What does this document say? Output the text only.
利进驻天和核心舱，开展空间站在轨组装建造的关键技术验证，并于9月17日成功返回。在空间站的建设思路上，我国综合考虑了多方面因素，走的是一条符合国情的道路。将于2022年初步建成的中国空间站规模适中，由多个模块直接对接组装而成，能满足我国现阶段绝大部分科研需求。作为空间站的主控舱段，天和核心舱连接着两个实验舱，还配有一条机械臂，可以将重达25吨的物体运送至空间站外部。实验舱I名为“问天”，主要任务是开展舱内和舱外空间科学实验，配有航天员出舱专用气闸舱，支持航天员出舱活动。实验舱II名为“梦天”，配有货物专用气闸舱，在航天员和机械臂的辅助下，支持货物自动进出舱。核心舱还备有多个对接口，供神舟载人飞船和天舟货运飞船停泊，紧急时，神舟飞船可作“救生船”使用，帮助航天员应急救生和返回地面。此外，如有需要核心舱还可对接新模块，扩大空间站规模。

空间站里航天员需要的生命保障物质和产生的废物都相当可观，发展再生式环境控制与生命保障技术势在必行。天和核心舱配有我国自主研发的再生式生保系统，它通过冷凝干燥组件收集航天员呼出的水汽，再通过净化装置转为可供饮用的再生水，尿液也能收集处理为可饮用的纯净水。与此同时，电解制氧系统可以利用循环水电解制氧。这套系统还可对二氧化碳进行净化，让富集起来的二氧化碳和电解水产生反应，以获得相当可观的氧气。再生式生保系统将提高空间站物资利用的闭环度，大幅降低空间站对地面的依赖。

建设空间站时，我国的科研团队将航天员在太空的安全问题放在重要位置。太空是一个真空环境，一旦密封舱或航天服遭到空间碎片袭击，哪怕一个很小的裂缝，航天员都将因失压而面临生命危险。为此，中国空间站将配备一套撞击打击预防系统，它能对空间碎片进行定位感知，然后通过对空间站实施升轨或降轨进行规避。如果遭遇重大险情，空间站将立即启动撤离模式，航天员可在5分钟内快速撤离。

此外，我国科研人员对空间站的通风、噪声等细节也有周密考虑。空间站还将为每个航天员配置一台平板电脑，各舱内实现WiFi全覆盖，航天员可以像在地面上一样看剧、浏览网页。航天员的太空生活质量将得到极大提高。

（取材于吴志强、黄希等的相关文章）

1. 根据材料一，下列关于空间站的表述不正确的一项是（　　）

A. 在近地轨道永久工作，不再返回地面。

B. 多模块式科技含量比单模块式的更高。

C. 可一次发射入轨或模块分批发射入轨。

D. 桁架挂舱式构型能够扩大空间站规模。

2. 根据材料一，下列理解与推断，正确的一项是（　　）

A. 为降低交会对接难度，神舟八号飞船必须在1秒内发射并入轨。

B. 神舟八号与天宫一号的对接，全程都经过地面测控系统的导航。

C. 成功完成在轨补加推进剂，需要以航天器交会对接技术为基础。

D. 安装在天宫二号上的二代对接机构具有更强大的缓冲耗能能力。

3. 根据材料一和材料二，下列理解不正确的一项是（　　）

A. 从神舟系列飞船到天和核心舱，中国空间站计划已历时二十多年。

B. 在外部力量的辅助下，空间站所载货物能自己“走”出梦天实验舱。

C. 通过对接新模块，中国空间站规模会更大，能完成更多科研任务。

——————————

Return all of the entries word for word.

What does this document say? Output the text only.
利进驻天和核心舱，开展空间站在轨组装建造的关键技术验证，并于9月17日成功返回。在空间站的建设思路上，我国综合考虑了多方面因素，走的是一条符合国情的道路。将于2022年初步建成的中国空间站规模适中，由多个模块直接对接组装而成，能满足我国现阶段绝大部分科研需求。作为空间站的主控舱段，天和核心舱连接着两个实验舱，还配有一条机械臂，可以将重达25吨的物体运送至空间站外部。实验舱I名为“问天”，主要任务是开展舱内和舱外空间科学实验，配有航天员出舱专用气闸舱，支持航天员出舱活动。实验舱II名为“梦天”，配有货物专用气闸舱，在航天员和机械臂的辅助下，支持货物自动进出舱。核心舱还备有多个对接口，供神舟载人飞船和天舟货运飞船停泊，紧急时，神舟飞船可作“救生船”使用，帮助航天员应急救生和返回地面。此外，如有需要核心舱还可对接新模块，扩大空间站规模。

空间站里航天员需要的生命保障物质和产生的废物都相当可观，发展再生式环境控制与生命保障技术势在必行。天和核心舱配有我国自主研发的再生式生保系统，它通过冷凝干燥组件收集航天员呼出的水汽，再通过净化装置转为可供饮用的再生水，尿液也能收集处理为可饮用的纯净水。与此同时，电解制氧系统可以利用循环水电解制氧。这套系统还可对二氧化碳进行净化，让富集起来的二氧化碳和电解水产生反应，以获得相当可观的氧气。再生式生保系统将提高空间站物资利用的闭环度，大幅降低空间站对地面的依赖。

建设空间站时，我国的科研团队将航天员在太空的安全问题放在重要位置。太空是一个真空环境，一旦密封舱或航天服遭到空间碎片袭击，哪怕一个很小的裂缝，航天员都将因失压而面临生命危险。为此，中国空间站将配备一套撞击打击预防系统，它能对空间碎片进行定位感知，然后通过对空间站实施升轨或降轨进行规避。如果遭遇重大险情，空间站将立即启动撤离模式，航天员可在5分钟内快速撤离。

此外，我国科研人员对空间站的通风、噪声等细节也有周密考虑。空间站还将为每个航天员配置一台平板电脑，各舱内实现WiFi全覆盖，航天员可以像在地面上一样看剧、浏览网页。航天员的太空生活质量将得到极大提高。

（取材于吴志强、黄希等的相关文章）

1. 根据材料一，下列关于空间站的表述不正确的一项是（　　）

A. 在近地轨道永久工作，不再返回地面。

B. 多模块式科技含量比单模块式的更高。

C. 可一次发射入轨或模块分批发射入轨。

D. 桁架挂舱式构型能够扩大空间站规模。

2. 根据材料一，下列理解与推断，正确的一项是（　　）

A. 为降低交会对接难度，神舟八号飞船必须在1秒内发射并入轨。

B. 神舟八号与天宫一号的对接，全程都经过地面测控系统的导航。

C. 成功完成在轨补加推进剂，需要以航天器交会对接技术为基础。

D. 安装在天宫二号上的二代对接机构具有更强大的缓冲耗能能力。

3. 根据材料一和材料二，下列理解不正确的一项是（　　）

A. 从神舟系列飞船到天和核心舱，中国空间站计划已历时二十多年。

B. 在外部力量的辅助下，空间站所载货物能自己“走”出梦天实验舱。

C. 通过对接新模块，中国空间站规模会更大，能完成更多科研任务。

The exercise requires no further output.